== Instructions to follow ==
Please reproduce every entry, keeping each one exact.
>>>>
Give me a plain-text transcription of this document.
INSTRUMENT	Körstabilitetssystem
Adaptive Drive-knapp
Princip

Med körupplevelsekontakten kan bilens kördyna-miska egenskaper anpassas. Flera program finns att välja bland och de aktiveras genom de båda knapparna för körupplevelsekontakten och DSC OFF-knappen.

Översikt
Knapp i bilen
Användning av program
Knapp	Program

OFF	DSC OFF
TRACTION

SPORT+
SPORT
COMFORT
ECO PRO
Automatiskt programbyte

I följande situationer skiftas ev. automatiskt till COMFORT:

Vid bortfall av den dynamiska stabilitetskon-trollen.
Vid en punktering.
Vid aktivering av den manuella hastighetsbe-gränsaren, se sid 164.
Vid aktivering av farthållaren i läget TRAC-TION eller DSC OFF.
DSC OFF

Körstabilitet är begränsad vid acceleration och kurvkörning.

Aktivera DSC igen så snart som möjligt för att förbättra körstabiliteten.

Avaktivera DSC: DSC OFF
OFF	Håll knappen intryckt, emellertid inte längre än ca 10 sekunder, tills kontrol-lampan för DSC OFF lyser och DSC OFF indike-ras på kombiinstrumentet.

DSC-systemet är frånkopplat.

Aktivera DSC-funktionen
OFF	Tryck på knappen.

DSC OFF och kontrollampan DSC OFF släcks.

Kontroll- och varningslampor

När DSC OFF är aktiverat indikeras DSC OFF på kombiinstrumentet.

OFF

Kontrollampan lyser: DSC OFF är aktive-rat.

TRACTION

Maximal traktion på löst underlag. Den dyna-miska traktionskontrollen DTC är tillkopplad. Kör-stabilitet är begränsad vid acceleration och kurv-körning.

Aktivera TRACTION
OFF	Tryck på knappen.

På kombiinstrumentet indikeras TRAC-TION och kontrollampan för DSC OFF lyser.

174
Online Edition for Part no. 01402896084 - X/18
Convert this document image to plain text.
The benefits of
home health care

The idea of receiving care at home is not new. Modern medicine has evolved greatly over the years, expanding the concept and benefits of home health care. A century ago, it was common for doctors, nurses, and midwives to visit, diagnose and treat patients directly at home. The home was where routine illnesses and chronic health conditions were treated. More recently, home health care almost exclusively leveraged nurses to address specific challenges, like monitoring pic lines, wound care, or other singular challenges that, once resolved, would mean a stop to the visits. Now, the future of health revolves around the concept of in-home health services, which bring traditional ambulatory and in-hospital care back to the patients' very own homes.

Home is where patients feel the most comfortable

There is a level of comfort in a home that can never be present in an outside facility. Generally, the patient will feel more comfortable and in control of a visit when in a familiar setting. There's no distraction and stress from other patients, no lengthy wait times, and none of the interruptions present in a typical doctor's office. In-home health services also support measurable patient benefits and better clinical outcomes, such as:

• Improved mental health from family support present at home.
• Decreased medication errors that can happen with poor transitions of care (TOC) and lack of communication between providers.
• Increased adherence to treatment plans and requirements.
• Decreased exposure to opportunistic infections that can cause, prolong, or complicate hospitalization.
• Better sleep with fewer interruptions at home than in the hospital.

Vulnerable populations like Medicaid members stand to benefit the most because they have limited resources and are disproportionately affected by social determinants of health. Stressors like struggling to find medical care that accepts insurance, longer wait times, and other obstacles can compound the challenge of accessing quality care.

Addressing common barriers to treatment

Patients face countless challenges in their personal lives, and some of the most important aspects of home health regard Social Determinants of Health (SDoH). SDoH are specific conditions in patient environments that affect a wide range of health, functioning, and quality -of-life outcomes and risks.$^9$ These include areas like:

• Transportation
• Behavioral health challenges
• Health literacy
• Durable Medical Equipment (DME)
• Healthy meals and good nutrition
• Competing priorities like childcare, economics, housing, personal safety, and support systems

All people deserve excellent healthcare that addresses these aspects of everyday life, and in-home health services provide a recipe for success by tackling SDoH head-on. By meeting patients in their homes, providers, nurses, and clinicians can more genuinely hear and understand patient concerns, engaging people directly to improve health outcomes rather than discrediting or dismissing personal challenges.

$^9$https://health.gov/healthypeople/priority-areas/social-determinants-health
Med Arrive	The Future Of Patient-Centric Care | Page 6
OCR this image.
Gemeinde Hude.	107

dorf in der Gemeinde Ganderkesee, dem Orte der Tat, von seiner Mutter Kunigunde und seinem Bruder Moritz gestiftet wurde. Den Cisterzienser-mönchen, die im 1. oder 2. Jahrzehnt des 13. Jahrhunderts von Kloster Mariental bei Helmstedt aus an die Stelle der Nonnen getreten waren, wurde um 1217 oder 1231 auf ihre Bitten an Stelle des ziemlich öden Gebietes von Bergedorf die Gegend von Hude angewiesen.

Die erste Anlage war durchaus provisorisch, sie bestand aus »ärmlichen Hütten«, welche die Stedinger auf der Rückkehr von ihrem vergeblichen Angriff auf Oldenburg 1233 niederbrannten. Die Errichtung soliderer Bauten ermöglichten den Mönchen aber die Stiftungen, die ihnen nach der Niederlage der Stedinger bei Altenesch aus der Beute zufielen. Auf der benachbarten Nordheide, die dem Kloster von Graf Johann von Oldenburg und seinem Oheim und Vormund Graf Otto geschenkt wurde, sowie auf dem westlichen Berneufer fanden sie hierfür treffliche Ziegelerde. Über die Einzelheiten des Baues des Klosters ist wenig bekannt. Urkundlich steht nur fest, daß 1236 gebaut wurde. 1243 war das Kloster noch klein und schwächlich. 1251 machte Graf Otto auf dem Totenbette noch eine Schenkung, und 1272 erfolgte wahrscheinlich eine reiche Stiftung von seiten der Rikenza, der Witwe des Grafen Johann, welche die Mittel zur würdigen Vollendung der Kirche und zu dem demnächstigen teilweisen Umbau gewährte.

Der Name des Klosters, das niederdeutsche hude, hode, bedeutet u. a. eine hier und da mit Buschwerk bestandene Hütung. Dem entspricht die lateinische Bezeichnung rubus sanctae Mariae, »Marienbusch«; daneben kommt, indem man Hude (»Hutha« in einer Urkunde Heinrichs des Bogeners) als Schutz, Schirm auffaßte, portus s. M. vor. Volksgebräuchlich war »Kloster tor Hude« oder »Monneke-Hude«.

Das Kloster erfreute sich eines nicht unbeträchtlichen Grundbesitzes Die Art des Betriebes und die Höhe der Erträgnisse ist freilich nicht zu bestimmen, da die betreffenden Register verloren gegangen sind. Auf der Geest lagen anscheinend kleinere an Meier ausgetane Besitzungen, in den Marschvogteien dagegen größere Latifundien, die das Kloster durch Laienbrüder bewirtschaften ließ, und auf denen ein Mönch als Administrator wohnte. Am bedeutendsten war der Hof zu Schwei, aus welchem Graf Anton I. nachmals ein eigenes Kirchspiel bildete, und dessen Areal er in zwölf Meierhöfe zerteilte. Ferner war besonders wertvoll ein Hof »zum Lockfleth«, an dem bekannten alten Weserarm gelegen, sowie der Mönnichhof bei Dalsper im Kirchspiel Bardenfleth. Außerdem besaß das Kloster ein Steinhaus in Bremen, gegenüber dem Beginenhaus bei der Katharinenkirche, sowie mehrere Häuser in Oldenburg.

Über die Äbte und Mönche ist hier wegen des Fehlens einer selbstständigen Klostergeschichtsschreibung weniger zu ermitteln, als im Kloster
<<<<
== Response for this exercise ==
Give me a plain-text transcription of this document.
INSTRUMENT	Körstabilitetssystem
Adaptive Drive-knapp
Princip

Med körupplevelsekontakten kan bilens kördyna-miska egenskaper anpassas. Flera program finns att välja bland och de aktiveras genom de båda knapparna för körupplevelsekontakten och DSC OFF-knappen.

Översikt
Knapp i bilen
Användning av program
Knapp	Program

OFF	DSC OFF
TRACTION

SPORT+
SPORT
COMFORT
ECO PRO
Automatiskt programbyte

I följande situationer skiftas ev. automatiskt till COMFORT:

Vid bortfall av den dynamiska stabilitetskon-trollen.
Vid en punktering.
Vid aktivering av den manuella hastighetsbe-gränsaren, se sid 164.
Vid aktivering av farthållaren i läget TRAC-TION eller DSC OFF.
DSC OFF

Körstabilitet är begränsad vid acceleration och kurvkörning.

Aktivera DSC igen så snart som möjligt för att förbättra körstabiliteten.

Avaktivera DSC: DSC OFF
OFF	Håll knappen intryckt, emellertid inte längre än ca 10 sekunder, tills kontrol-lampan för DSC OFF lyser och DSC OFF indike-ras på kombiinstrumentet.

DSC-systemet är frånkopplat.

Aktivera DSC-funktionen
OFF	Tryck på knappen.

DSC OFF och kontrollampan DSC OFF släcks.

Kontroll- och varningslampor

När DSC OFF är aktiverat indikeras DSC OFF på kombiinstrumentet.

OFF

Kontrollampan lyser: DSC OFF är aktive-rat.

TRACTION

Maximal traktion på löst underlag. Den dyna-miska traktionskontrollen DTC är tillkopplad. Kör-stabilitet är begränsad vid acceleration och kurv-körning.

Aktivera TRACTION
OFF	Tryck på knappen.

På kombiinstrumentet indikeras TRAC-TION och kontrollampan för DSC OFF lyser.

174
Online Edition for Part no. 01402896084 - X/18
Convert this document image to plain text.
The benefits of
home health care

The idea of receiving care at home is not new. Modern medicine has evolved greatly over the years, expanding the concept and benefits of home health care. A century ago, it was common for doctors, nurses, and midwives to visit, diagnose and treat patients directly at home. The home was where routine illnesses and chronic health conditions were treated. More recently, home health care almost exclusively leveraged nurses to address specific challenges, like monitoring pic lines, wound care, or other singular challenges that, once resolved, would mean a stop to the visits. Now, the future of health revolves around the concept of in-home health services, which bring traditional ambulatory and in-hospital care back to the patients' very own homes.

Home is where patients feel the most comfortable

There is a level of comfort in a home that can never be present in an outside facility. Generally, the patient will feel more comfortable and in control of a visit when in a familiar setting. There's no distraction and stress from other patients, no lengthy wait times, and none of the interruptions present in a typical doctor's office. In-home health services also support measurable patient benefits and better clinical outcomes, such as:

• Improved mental health from family support present at home.
• Decreased medication errors that can happen with poor transitions of care (TOC) and lack of communication between providers.
• Increased adherence to treatment plans and requirements.
• Decreased exposure to opportunistic infections that can cause, prolong, or complicate hospitalization.
• Better sleep with fewer interruptions at home than in the hospital.

Vulnerable populations like Medicaid members stand to benefit the most because they have limited resources and are disproportionately affected by social determinants of health. Stressors like struggling to find medical care that accepts insurance, longer wait times, and other obstacles can compound the challenge of accessing quality care.

Addressing common barriers to treatment

Patients face countless challenges in their personal lives, and some of the most important aspects of home health regard Social Determinants of Health (SDoH). SDoH are specific conditions in patient environments that affect a wide range of health, functioning, and quality -of-life outcomes and risks.$^9$ These include areas like:

• Transportation
• Behavioral health challenges
• Health literacy
• Durable Medical Equipment (DME)
• Healthy meals and good nutrition
• Competing priorities like childcare, economics, housing, personal safety, and support systems

All people deserve excellent healthcare that addresses these aspects of everyday life, and in-home health services provide a recipe for success by tackling SDoH head-on. By meeting patients in their homes, providers, nurses, and clinicians can more genuinely hear and understand patient concerns, engaging people directly to improve health outcomes rather than discrediting or dismissing personal challenges.

$^9$https://health.gov/healthypeople/priority-areas/social-determinants-health
Med Arrive	The Future Of Patient-Centric Care | Page 6
OCR this image.
Gemeinde Hude.	107

dorf in der Gemeinde Ganderkesee, dem Orte der Tat, von seiner Mutter Kunigunde und seinem Bruder Moritz gestiftet wurde. Den Cisterzienser-mönchen, die im 1. oder 2. Jahrzehnt des 13. Jahrhunderts von Kloster Mariental bei Helmstedt aus an die Stelle der Nonnen getreten waren, wurde um 1217 oder 1231 auf ihre Bitten an Stelle des ziemlich öden Gebietes von Bergedorf die Gegend von Hude angewiesen.

Die erste Anlage war durchaus provisorisch, sie bestand aus »ärmlichen Hütten«, welche die Stedinger auf der Rückkehr von ihrem vergeblichen Angriff auf Oldenburg 1233 niederbrannten. Die Errichtung soliderer Bauten ermöglichten den Mönchen aber die Stiftungen, die ihnen nach der Niederlage der Stedinger bei Altenesch aus der Beute zufielen. Auf der benachbarten Nordheide, die dem Kloster von Graf Johann von Oldenburg und seinem Oheim und Vormund Graf Otto geschenkt wurde, sowie auf dem westlichen Berneufer fanden sie hierfür treffliche Ziegelerde. Über die Einzelheiten des Baues des Klosters ist wenig bekannt. Urkundlich steht nur fest, daß 1236 gebaut wurde. 1243 war das Kloster noch klein und schwächlich. 1251 machte Graf Otto auf dem Totenbette noch eine Schenkung, und 1272 erfolgte wahrscheinlich eine reiche Stiftung von seiten der Rikenza, der Witwe des Grafen Johann, welche die Mittel zur würdigen Vollendung der Kirche und zu dem demnächstigen teilweisen Umbau gewährte.

Der Name des Klosters, das niederdeutsche hude, hode, bedeutet u. a. eine hier und da mit Buschwerk bestandene Hütung. Dem entspricht die lateinische Bezeichnung rubus sanctae Mariae, »Marienbusch«; daneben kommt, indem man Hude (»Hutha« in einer Urkunde Heinrichs des Bogeners) als Schutz, Schirm auffaßte, portus s. M. vor. Volksgebräuchlich war »Kloster tor Hude« oder »Monneke-Hude«.

Das Kloster erfreute sich eines nicht unbeträchtlichen Grundbesitzes Die Art des Betriebes und die Höhe der Erträgnisse ist freilich nicht zu bestimmen, da die betreffenden Register verloren gegangen sind. Auf der Geest lagen anscheinend kleinere an Meier ausgetane Besitzungen, in den Marschvogteien dagegen größere Latifundien, die das Kloster durch Laienbrüder bewirtschaften ließ, und auf denen ein Mönch als Administrator wohnte. Am bedeutendsten war der Hof zu Schwei, aus welchem Graf Anton I. nachmals ein eigenes Kirchspiel bildete, und dessen Areal er in zwölf Meierhöfe zerteilte. Ferner war besonders wertvoll ein Hof »zum Lockfleth«, an dem bekannten alten Weserarm gelegen, sowie der Mönnichhof bei Dalsper im Kirchspiel Bardenfleth. Außerdem besaß das Kloster ein Steinhaus in Bremen, gegenüber dem Beginenhaus bei der Katharinenkirche, sowie mehrere Häuser in Oldenburg.

Über die Äbte und Mönche ist hier wegen des Fehlens einer selbstständigen Klostergeschichtsschreibung weniger zu ermitteln, als im Kloster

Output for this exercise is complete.